* THE EXERCISE *
Track down every line below that holds "JSON" and copy it.

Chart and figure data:
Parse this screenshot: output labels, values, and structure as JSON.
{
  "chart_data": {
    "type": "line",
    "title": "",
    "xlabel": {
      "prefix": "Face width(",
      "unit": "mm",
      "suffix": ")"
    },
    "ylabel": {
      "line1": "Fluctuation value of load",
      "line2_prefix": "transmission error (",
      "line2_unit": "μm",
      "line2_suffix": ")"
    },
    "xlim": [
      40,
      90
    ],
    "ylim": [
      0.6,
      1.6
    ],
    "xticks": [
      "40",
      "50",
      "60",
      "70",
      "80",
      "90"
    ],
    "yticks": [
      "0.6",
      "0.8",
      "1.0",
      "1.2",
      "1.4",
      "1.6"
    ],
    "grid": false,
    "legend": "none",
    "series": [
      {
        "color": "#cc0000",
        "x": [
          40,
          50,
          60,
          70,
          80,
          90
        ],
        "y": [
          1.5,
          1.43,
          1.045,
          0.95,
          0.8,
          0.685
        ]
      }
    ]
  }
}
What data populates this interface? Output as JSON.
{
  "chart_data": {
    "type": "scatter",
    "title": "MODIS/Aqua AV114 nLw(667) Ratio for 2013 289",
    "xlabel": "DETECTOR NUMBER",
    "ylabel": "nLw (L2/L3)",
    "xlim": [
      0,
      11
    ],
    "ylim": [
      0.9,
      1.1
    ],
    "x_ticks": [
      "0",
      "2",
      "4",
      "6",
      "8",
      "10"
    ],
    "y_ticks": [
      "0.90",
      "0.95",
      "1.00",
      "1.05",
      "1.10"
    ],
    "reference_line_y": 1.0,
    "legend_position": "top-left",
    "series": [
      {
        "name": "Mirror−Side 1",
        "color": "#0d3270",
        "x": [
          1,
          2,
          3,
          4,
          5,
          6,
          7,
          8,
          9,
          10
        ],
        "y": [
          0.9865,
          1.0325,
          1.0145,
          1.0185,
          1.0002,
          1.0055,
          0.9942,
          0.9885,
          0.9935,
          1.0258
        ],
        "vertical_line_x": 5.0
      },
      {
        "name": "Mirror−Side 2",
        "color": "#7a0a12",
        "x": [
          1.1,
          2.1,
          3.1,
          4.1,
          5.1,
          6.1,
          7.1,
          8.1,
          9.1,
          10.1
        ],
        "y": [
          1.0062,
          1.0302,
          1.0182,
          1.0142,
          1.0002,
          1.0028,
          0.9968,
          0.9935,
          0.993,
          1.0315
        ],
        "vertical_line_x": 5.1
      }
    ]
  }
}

* RESPONSE *
Parse this screenshot: output labels, values, and structure as JSON.
What data populates this interface? Output as JSON.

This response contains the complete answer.